=== Records supplied ===
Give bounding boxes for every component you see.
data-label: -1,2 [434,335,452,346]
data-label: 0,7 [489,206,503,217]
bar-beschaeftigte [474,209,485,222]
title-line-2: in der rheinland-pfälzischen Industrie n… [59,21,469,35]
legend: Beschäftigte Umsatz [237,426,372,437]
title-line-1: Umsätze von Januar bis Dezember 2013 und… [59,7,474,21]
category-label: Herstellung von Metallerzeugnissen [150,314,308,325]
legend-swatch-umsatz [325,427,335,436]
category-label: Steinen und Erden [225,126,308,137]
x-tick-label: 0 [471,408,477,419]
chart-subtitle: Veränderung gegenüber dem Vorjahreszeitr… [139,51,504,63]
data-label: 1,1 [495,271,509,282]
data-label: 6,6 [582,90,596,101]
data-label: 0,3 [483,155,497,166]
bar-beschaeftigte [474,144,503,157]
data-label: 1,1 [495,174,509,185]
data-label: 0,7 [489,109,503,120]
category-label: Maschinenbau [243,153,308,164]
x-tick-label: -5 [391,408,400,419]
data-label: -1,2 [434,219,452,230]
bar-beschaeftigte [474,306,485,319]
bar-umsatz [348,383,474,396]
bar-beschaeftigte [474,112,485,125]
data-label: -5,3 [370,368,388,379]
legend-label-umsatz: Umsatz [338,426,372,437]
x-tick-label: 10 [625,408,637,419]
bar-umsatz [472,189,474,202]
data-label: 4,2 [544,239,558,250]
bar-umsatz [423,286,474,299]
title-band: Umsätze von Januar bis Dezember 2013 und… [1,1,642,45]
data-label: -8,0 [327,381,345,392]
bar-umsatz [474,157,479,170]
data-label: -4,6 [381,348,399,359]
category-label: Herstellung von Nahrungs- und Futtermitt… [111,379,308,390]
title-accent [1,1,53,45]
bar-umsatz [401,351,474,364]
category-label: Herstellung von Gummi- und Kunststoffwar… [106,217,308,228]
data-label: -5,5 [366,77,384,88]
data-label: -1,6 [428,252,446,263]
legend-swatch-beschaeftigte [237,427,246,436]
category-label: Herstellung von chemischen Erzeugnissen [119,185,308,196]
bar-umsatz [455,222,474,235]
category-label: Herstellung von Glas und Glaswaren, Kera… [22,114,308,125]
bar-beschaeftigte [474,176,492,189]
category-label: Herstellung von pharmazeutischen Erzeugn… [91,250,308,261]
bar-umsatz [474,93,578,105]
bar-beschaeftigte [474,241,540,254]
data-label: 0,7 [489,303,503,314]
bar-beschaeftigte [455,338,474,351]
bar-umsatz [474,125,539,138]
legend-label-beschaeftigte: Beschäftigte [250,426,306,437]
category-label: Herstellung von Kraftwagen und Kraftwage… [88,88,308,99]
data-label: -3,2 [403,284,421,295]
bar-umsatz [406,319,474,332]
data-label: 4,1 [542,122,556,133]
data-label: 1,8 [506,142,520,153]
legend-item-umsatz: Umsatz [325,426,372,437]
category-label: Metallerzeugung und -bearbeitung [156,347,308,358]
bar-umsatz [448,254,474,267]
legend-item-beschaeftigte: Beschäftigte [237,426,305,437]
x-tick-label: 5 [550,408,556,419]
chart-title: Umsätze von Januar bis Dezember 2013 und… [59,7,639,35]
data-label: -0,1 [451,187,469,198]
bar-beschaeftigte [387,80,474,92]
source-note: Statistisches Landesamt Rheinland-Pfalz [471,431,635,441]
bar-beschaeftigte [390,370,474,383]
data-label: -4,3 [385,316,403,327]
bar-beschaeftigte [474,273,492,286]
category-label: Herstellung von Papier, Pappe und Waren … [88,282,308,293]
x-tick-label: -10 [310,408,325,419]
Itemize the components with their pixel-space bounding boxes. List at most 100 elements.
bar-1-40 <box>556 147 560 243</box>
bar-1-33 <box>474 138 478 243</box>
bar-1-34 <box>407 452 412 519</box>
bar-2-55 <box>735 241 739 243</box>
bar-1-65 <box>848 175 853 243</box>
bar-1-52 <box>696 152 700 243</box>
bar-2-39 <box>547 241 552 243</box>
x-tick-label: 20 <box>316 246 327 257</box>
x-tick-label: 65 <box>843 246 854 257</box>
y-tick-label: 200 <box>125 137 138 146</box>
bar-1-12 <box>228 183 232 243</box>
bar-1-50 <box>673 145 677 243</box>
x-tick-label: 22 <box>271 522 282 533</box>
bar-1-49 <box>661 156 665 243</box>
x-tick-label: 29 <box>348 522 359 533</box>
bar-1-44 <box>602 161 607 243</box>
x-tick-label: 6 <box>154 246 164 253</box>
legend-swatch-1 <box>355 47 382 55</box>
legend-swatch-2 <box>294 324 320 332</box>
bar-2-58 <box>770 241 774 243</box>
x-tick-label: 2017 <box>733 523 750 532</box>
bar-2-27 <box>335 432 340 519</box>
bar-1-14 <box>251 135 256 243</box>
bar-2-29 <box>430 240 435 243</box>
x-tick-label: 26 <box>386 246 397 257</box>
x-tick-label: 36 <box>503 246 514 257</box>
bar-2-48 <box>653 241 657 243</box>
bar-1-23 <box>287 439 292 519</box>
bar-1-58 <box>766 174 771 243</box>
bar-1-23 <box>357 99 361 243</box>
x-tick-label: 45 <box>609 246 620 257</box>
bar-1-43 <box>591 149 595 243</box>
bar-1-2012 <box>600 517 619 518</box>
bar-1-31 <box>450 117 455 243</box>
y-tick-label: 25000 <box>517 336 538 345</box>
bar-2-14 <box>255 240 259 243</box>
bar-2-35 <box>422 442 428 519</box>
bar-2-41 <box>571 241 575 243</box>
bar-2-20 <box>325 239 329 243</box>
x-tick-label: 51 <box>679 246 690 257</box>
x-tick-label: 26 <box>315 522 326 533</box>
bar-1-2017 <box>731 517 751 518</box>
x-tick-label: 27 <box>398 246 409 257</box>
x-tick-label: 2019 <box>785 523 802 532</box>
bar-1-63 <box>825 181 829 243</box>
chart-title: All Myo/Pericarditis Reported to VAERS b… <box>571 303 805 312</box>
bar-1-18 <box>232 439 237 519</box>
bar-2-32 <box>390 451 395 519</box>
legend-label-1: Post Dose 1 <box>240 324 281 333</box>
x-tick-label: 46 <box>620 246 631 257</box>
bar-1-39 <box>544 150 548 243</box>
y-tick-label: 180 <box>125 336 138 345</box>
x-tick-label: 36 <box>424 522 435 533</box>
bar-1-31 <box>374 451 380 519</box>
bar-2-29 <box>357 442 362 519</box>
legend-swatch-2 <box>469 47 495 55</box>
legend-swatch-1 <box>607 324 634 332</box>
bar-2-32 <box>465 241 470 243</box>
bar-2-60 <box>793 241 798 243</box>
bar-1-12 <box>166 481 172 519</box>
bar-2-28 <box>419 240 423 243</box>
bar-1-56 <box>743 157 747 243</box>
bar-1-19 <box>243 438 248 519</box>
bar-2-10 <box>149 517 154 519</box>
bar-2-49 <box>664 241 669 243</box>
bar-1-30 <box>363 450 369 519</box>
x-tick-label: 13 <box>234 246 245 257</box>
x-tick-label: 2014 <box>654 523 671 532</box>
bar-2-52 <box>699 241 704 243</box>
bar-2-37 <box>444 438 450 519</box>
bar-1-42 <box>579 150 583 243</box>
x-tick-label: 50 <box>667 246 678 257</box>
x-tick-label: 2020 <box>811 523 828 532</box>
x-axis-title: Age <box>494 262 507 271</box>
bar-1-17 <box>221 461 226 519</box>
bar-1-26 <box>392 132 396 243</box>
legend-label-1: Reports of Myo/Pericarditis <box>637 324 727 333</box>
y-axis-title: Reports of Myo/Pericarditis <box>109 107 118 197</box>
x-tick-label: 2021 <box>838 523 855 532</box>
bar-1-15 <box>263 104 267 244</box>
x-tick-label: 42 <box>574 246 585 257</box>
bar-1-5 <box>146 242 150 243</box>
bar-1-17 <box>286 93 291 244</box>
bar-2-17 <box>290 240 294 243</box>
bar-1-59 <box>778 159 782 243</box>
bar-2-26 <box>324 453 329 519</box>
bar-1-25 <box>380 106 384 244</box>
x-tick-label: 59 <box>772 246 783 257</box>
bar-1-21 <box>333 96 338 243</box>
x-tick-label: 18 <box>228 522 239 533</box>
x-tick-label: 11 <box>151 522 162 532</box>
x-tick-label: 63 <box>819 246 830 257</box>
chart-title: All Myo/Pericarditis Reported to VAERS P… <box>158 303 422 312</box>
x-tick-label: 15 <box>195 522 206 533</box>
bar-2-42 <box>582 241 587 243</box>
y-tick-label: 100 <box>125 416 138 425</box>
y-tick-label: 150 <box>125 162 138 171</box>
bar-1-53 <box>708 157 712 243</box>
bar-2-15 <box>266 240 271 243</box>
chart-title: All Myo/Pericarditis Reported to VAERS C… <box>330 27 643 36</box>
===
**Prompt**
Reproduce the listing line for line, from its first line through the line containing "bar-umsatz [455,222,474,235]", including both of those lines.

**Result**
Give bounding boxes for every component you see.
data-label: -1,2 [434,335,452,346]
data-label: 0,7 [489,206,503,217]
bar-beschaeftigte [474,209,485,222]
title-line-2: in der rheinland-pfälzischen Industrie n… [59,21,469,35]
legend: Beschäftigte Umsatz [237,426,372,437]
title-line-1: Umsätze von Januar bis Dezember 2013 und… [59,7,474,21]
category-label: Herstellung von Metallerzeugnissen [150,314,308,325]
legend-swatch-umsatz [325,427,335,436]
category-label: Steinen und Erden [225,126,308,137]
x-tick-label: 0 [471,408,477,419]
chart-subtitle: Veränderung gegenüber dem Vorjahreszeitr… [139,51,504,63]
data-label: 1,1 [495,271,509,282]
data-label: 6,6 [582,90,596,101]
data-label: 0,3 [483,155,497,166]
bar-beschaeftigte [474,144,503,157]
data-label: 1,1 [495,174,509,185]
data-label: 0,7 [489,109,503,120]
category-label: Maschinenbau [243,153,308,164]
x-tick-label: -5 [391,408,400,419]
data-label: -1,2 [434,219,452,230]
bar-beschaeftigte [474,306,485,319]
bar-umsatz [348,383,474,396]
bar-beschaeftigte [474,112,485,125]
data-label: -5,3 [370,368,388,379]
legend-label-umsatz: Umsatz [338,426,372,437]
x-tick-label: 10 [625,408,637,419]
bar-umsatz [472,189,474,202]
data-label: 4,2 [544,239,558,250]
bar-umsatz [423,286,474,299]
title-band: Umsätze von Januar bis Dezember 2013 und… [1,1,642,45]
data-label: -8,0 [327,381,345,392]
bar-umsatz [474,157,479,170]
data-label: -4,6 [381,348,399,359]
category-label: Herstellung von Nahrungs- und Futtermitt… [111,379,308,390]
title-accent [1,1,53,45]
bar-umsatz [401,351,474,364]
category-label: Herstellung von Gummi- und Kunststoffwar… [106,217,308,228]
data-label: -5,5 [366,77,384,88]
data-label: -1,6 [428,252,446,263]
legend-swatch-beschaeftigte [237,427,246,436]
category-label: Herstellung von chemischen Erzeugnissen [119,185,308,196]
bar-umsatz [455,222,474,235]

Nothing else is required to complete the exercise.